[Stored data]

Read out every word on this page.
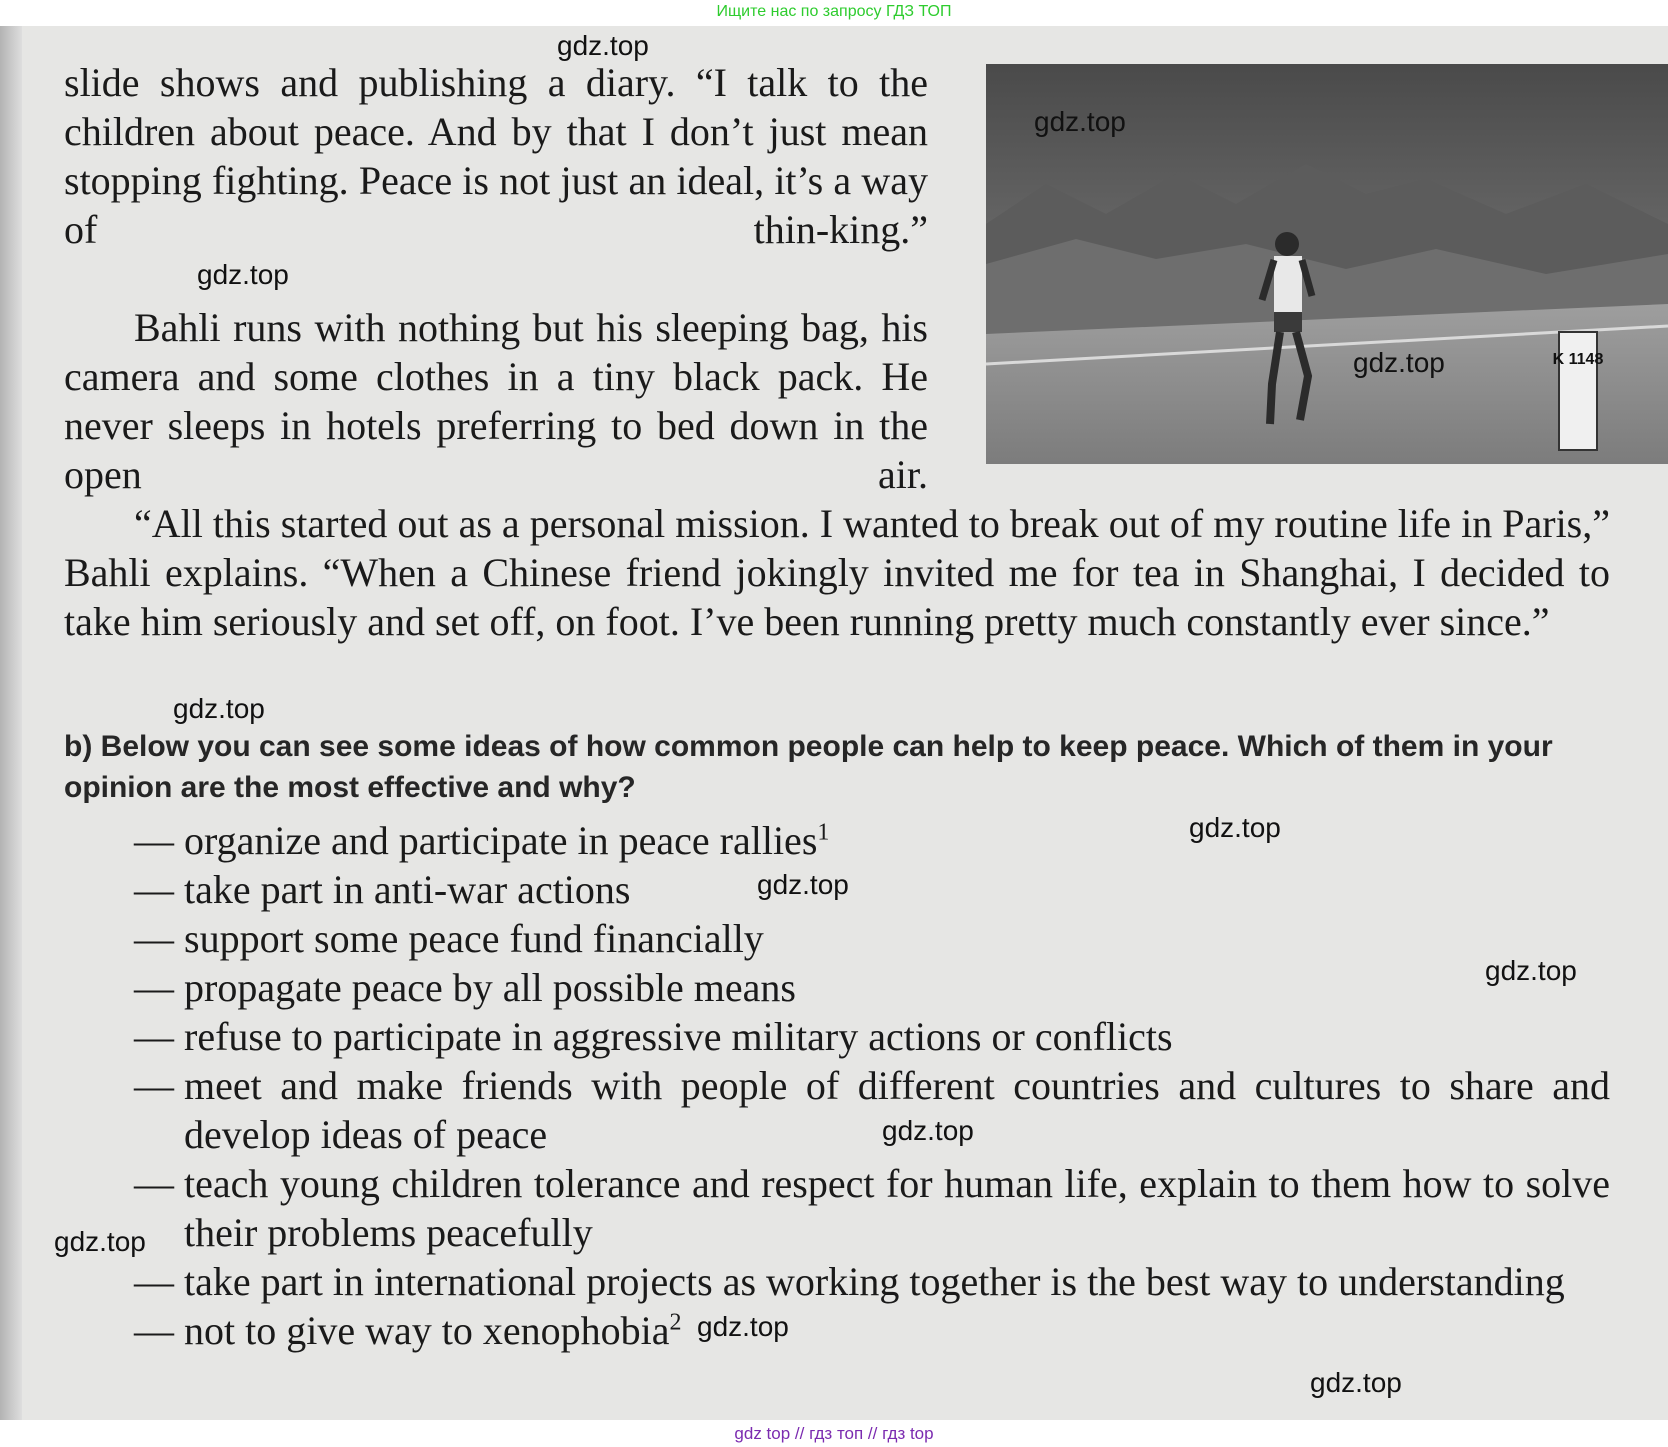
Ищите нас по запросу ГДЗ ТОП

slide shows and publishing a diary. “I talk to the children about peace. And by that I don’t just mean stopping fighting. Peace is not just an ideal, it’s a way of thin-king.”

Bahli runs with nothing but his sleeping bag, his camera and some clothes in a tiny black pack. He never sleeps in hotels preferring to bed down in the open air.

“All this started out as a personal mission. I wanted to break out of my routine life in Paris,” Bahli explains. “When a Chinese friend jokingly invited me for tea in Shanghai, I decided to take him seriously and set off, on foot. I’ve been running pretty much constantly ever since.”

K 1148

b) Below you can see some ideas of how common people can help to keep peace. Which of them in your opinion are the most effective and why?

— organize and participate in peace rallies$^1$
— take part in anti-war actions
— support some peace fund financially
— propagate peace by all possible means
— refuse to participate in aggressive military actions or conflicts
— meet and make friends with people of different countries and cultures to share and develop ideas of peace
— teach young children tolerance and respect for human life, explain to them how to solve their problems peacefully
— take part in international projects as working together is the best way to understanding
— not to give way to xenophobia$^2$
gdz.top
gdz.top
gdz.top
gdz.top
gdz.top
gdz.top
gdz.top
gdz.top
gdz.top
gdz.top
gdz.top
gdz.top
gdz top // гдз топ // гдз top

*The problem*. Extract all lines that hold the word "participate".

*Expected answer*.
— organize and participate in peace rallies$^1$
— refuse to participate in aggressive military actions or conflicts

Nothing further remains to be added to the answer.